Task requirements:
From the listing below, extract each line containing the string "aufgebaut".
START Input material
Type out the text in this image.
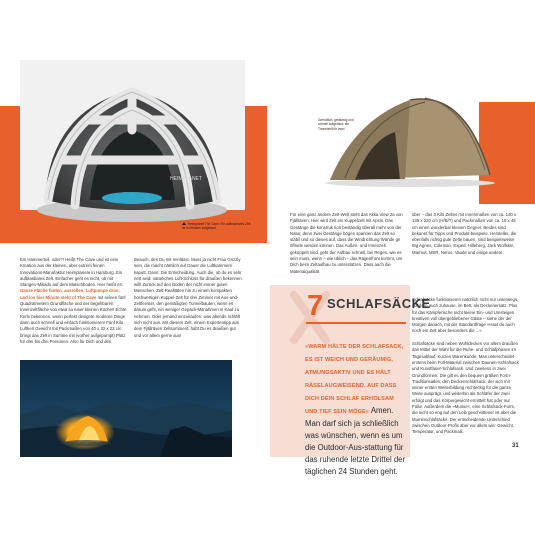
HEIMPLANET
Heimplanet The Cave: Ein aufblasbares Zelt
ist in Minuten aufgebaut
Ein Hammerteil, oder?! Heißt The Cave und ist eine Kreation aus der kleinen, aber extrem feinen Innovations-Manufaktur Heimplanete in Hamburg. Ein aufblasbares Zelt. Einfacher geht es nicht, ob mit Stangen-Mikado auf dem Matschboden. Hier heißt es: Ganze Fläche finden, ausrollen, Luftpumpe dran, und los hier Minute steht of The Cave mit seinen fünf Quadratmetern Grundfläche und der begehbaren Innenzeltfläche von etwa so einer kleinen Küche!! Echte Kerle bekennen, wenn perfekt designte moderne Dinge dann auch schnell und einfach funktionieren! Fünf Kilo Luftkerl Gewicht mit Packmaßen von 40 x 32 x 23 cm bringt das Zelt in Summe mit (vorher aufgepumpt) Platz für drei bis drei Personen. Also für Dich und den
Beauch, des Du mit reinlässt. Muss ja nicht Frau Grizzly sein, die macht nämlich auf Dauer die Luftkammern kaputt. Dann: Die Entscheidung. Auch die, ob du es sehr nett seid: natürliches Luft-Schloss für draußen bekennen will! Zurück auf den Boden der nicht immer guten Menschen. Zelt-Realitäten hin zu einem kompakten hochwertigen Kuppel-Zelt für drei Zimmer mit Aus-und-Zeltfenster, den gemäßigten Tunnelbauten, wenn es darum geht, ein weniger Gepäck-Mitnahmen in Kauf zu nehmen. Oder jemand einzukaufen: was abends schläft sich nicht aus. Mit diesem Zelt, einem Expertentipp aus dem Fjällräven Zeltsortiment, habt Du es draußen gut und vor allem gerne aus!
Gemütlich, geräumig und schnell aufgebaut: ein Tunnelzelt für zwei
Für eine ganz andere Zelt-Welt steht das Akka View 2a von Fjällräven. Hier wird Zelt ein Kuppelzelt mit Apsis. Das Gestänge die konstruk tion beständig überall mehr von der Natur, denn zwei Gestänge bögen spannen das Zelt so stabil und so dieses auf, dass die Windrichtung Wände ge öffnete werden können. Das Außen- und Innenzelt gekoppelt sind, geht der Aufbau schnell, bei Regen, wie es sein muss, wenn – wie üblich – das Ragenfront kommt, um Dich beim Zeltaufbau zu unterstützen. Dass auch die Materialqualität
über – das 3 Kilo Zeltes mit Innenmaßen von ca. 130 x 135 x 220 cm (H/B/T) und Packmaßen von ca. 15 x 45 cm einen wunderbar kleinen Gegner. Beides sind bekannt für Tipps und Produkt-beispiele. Hersteller, die ebenfalls richtig gute Zelte bauen, sind beispielsweise Big Agnes, Coleman, Exped, Hilleberg, Jack Wolfskin, Marmot, MSR, Nemo, Vaude und einige andere.
7 SCHLAFSÄCKE
»WARM HÄLTE DER SCHLAFSACK, ES IST WEICH UND GERÄUMIG, ATMUNGSAKTIV UND ES HÄLT RÄSELAUGWEISEND. AUF DASS DICH DEIN SCHLAF ERHOLSAM UND TIEF SEIN MÖGE« Amen. Man darf sich ja schließlich was wünschen, wenn es um die Outdoor-Aus-stattung für das ruhende letzte Drittel der täglichen 24 Stunden geht.
Schlafsäcke funktionieren natürlich nicht nur unterwegs, sondern auch zuhause, im Bett, als Deckenersatz. Plus für das Kämpferische nicht kleine Ein- und Umsteigen kreativen voll übergebliebener Gäste – siehe der der Morgen danach, mit der Standardfrage »Hast du auch noch ein Zelt aber besonders die ...«

Schlafsäcke sind neben Wohldecken vor allem draußen das Mittel der Wahl für die Ruhe- und Schlafphasen im Tagesablauf. Kurzes Warenkunde: Man unterscheidet erstens beim Füll-Material zwischen Daunen-Schlafsack und Kunstfaser-Schlafsack. Und zweitens in zwei Grundformen: Die gilt es den bequem gräßen Form-Traditionsatlen, den Deckenschlafsack, der sich mit seiner ersten Weiterbildung rechteckig für die ganze Weite ausprägt, und weiterhin als Schläfer der zwei erfolgt und das Körpergewicht ermittelt hat oder nur Füße. Außerdem die »Mumie«, eine Schlafsack-Form, die nicht so eng auf den Leib geschnittener ist aber die Muminschlafsäcke. Der entscheidende Unterschied zwischen Outdoor-Profis aber vor allem wie: Gewicht, Temperatur, und Packmaß.
31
END Input material
Solved problem:
ist in Minuten aufgebaut
Gemütlich, geräumig und schnell aufgebaut: ein Tunnelzelt für zwei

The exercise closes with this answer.